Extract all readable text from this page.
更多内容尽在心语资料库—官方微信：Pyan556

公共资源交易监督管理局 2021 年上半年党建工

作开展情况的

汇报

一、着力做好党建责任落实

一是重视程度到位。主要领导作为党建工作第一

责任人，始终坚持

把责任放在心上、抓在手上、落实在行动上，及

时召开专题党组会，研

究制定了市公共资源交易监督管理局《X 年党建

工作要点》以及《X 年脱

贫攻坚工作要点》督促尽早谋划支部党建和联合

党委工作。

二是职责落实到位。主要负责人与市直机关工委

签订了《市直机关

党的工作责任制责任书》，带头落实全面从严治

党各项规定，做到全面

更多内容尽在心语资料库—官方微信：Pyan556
★ ★ ★
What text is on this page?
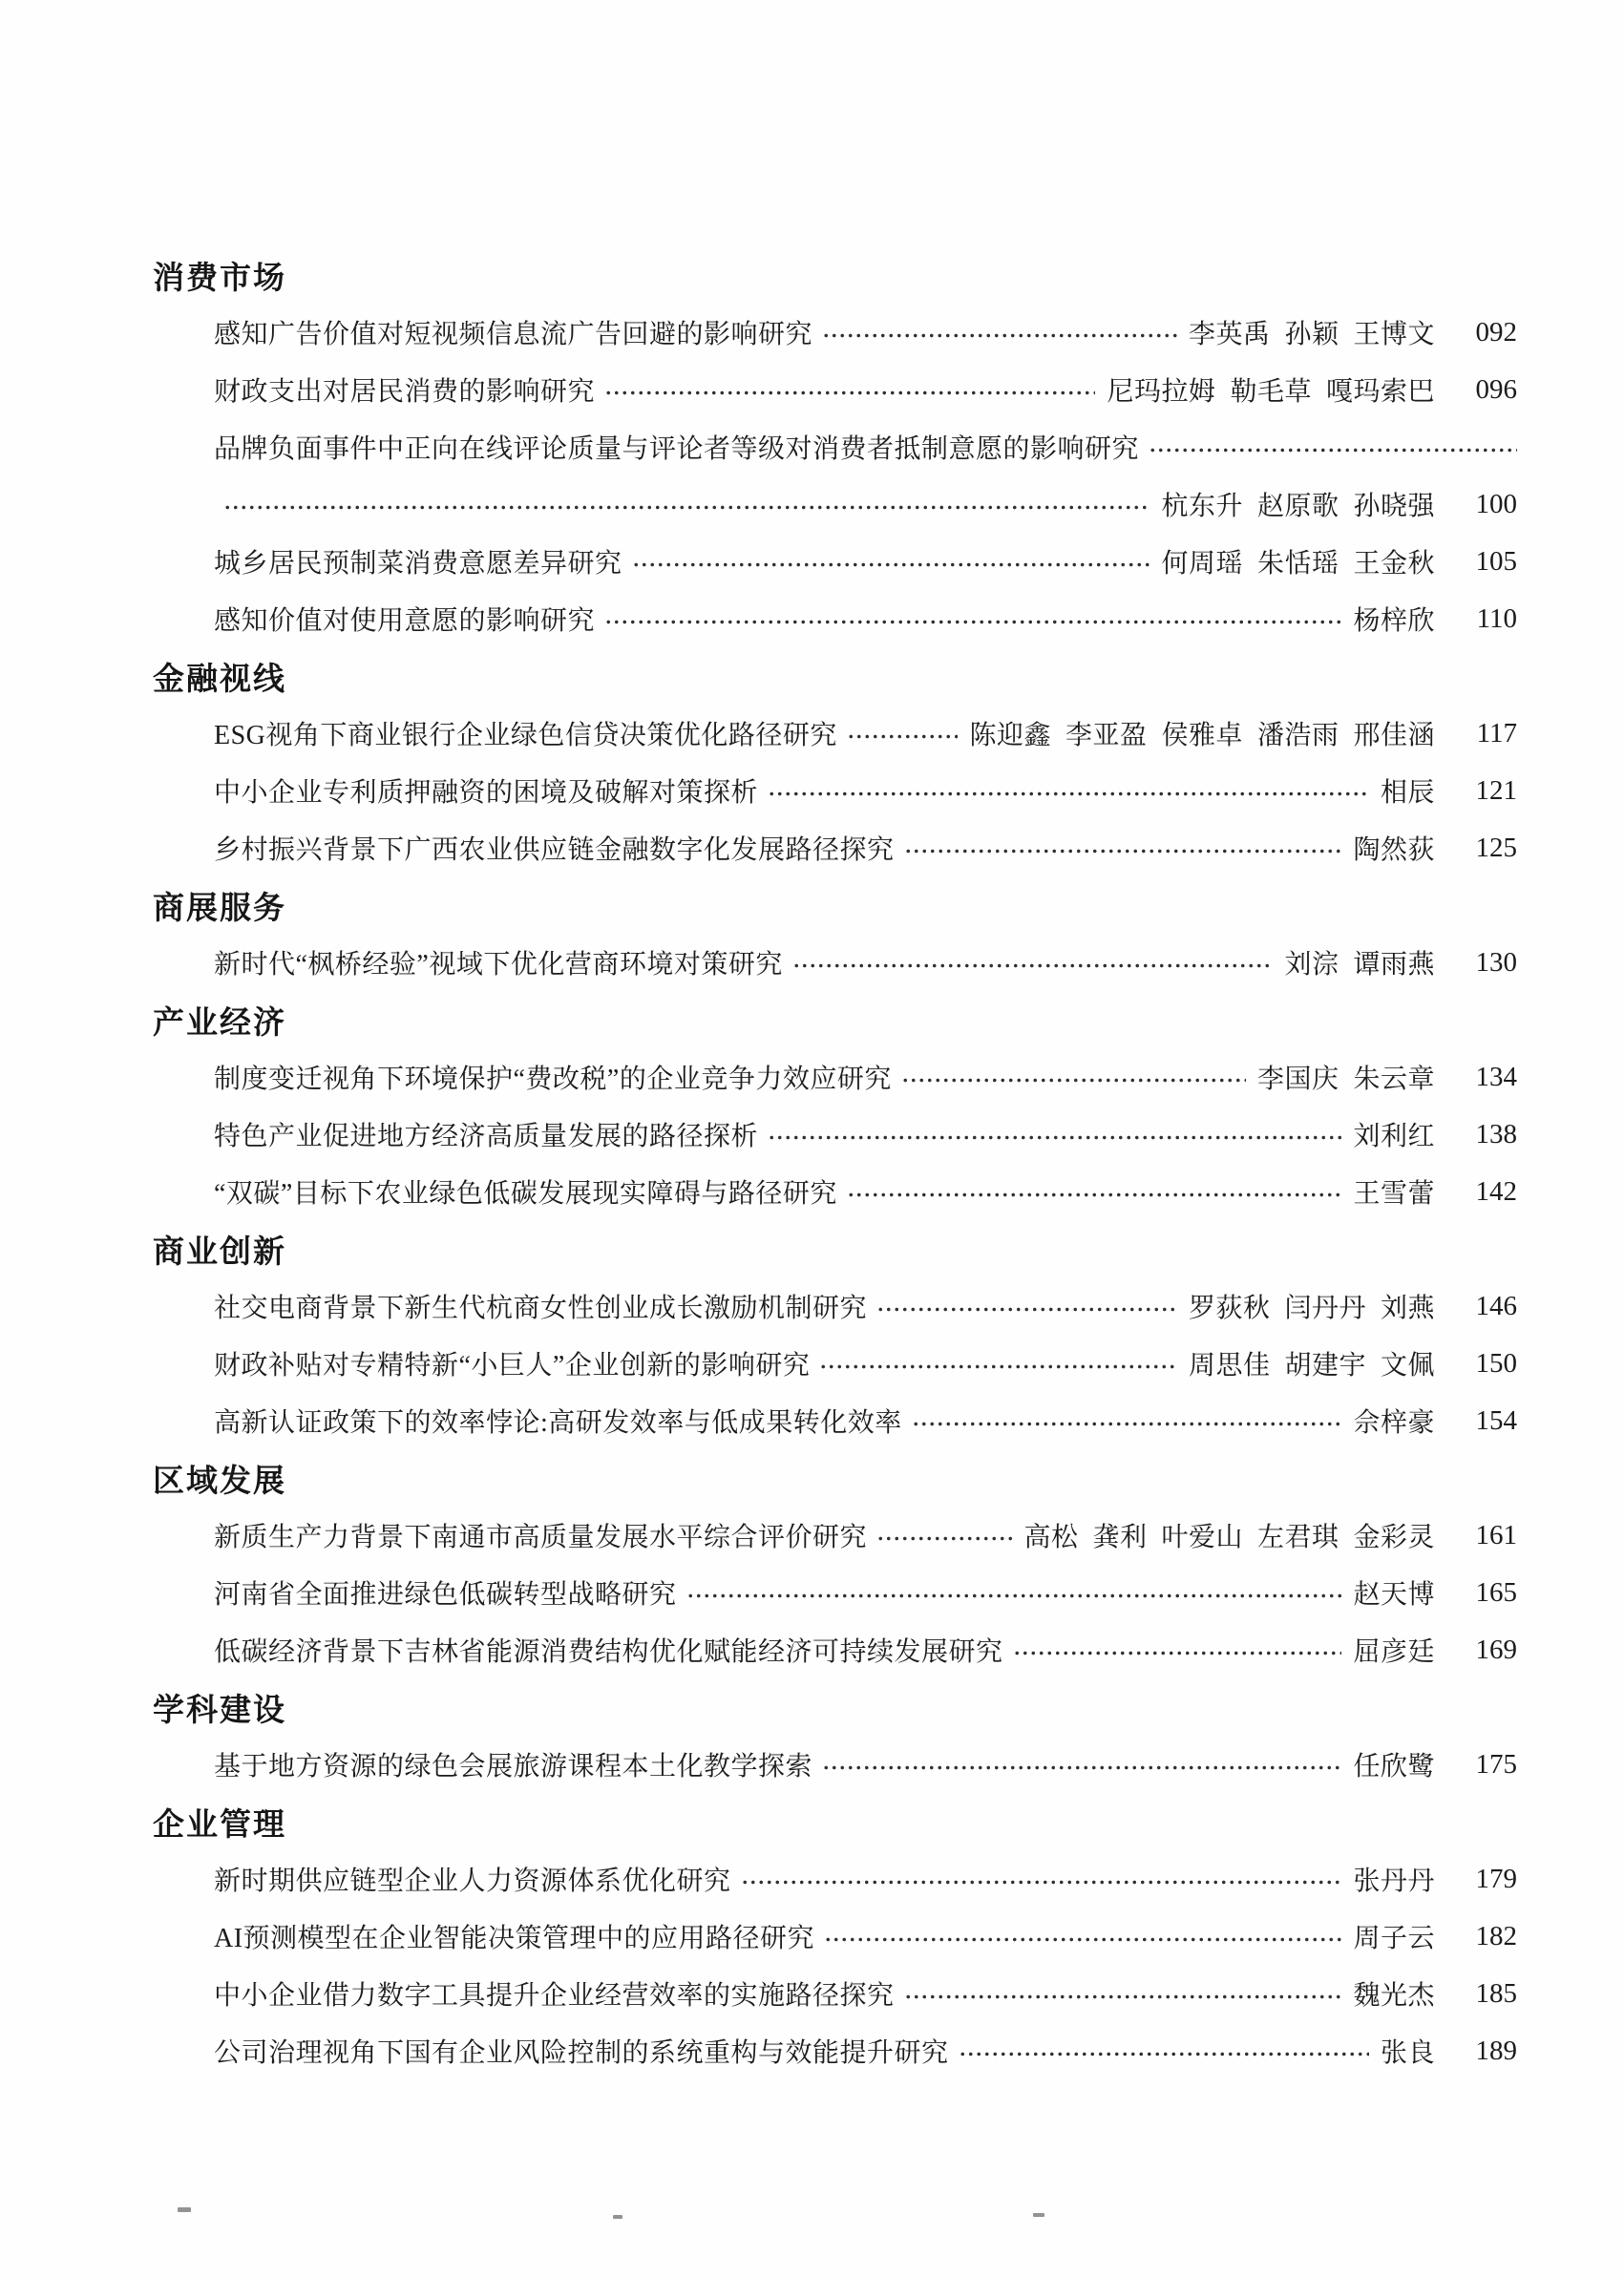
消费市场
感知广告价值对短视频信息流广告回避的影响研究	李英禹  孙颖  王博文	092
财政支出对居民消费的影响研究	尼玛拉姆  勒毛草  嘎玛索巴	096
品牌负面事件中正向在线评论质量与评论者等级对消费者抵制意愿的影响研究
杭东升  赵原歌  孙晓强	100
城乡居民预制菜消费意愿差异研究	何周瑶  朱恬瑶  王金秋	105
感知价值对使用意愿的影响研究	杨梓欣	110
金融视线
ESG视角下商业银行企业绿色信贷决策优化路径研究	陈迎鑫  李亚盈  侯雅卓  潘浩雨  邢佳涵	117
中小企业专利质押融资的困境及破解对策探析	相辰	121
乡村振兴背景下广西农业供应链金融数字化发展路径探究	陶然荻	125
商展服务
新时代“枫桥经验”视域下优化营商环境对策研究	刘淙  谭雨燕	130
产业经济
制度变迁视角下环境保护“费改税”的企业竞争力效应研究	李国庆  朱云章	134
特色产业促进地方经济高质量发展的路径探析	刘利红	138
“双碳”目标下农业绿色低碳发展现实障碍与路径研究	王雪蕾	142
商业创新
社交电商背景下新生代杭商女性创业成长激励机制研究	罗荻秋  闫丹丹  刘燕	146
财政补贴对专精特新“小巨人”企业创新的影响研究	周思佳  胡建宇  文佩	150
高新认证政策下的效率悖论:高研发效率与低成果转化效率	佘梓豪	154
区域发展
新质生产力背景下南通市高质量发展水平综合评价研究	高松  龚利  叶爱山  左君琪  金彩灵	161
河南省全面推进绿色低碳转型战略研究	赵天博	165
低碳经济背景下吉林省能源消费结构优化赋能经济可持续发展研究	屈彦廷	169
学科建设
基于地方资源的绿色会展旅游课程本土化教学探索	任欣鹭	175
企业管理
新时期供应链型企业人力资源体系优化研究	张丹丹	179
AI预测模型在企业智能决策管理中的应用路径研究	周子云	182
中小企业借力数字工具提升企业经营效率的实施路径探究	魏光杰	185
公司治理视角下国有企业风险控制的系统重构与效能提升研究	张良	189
★ ★ ★
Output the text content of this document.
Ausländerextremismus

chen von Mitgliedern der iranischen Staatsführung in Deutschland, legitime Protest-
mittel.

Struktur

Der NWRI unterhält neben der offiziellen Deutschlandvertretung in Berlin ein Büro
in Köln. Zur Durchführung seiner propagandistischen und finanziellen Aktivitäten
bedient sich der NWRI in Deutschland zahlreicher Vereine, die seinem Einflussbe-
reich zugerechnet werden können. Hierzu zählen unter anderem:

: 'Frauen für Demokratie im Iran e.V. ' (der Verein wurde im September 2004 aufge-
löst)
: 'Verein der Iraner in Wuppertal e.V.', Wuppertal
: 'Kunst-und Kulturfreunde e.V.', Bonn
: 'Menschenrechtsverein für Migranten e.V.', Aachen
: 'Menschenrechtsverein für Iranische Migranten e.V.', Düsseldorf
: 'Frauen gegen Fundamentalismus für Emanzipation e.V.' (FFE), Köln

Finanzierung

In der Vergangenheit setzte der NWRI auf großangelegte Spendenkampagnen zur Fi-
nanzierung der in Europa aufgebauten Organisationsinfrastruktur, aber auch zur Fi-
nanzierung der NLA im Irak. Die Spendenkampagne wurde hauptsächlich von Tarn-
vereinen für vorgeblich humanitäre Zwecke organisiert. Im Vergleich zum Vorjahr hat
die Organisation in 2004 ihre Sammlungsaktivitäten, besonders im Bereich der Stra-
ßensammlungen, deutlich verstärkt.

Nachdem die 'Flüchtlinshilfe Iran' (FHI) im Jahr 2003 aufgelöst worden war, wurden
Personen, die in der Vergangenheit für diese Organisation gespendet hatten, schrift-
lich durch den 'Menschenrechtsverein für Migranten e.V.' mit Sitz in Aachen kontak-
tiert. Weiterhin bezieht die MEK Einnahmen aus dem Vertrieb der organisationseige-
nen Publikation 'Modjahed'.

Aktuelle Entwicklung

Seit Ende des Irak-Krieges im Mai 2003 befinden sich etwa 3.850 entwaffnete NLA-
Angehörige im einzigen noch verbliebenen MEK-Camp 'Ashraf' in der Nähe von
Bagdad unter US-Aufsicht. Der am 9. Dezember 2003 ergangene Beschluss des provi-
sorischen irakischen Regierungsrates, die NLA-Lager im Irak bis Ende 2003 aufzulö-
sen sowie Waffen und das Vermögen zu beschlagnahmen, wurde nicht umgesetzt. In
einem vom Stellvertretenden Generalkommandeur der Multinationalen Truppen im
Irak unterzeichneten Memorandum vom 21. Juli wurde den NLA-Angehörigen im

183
★ ★ ★
EXERCISE PROMPT: Show all lines in the entries above where the word "page" appears.

RESPONSE:
Extract all readable text from this page.
What text is on this page?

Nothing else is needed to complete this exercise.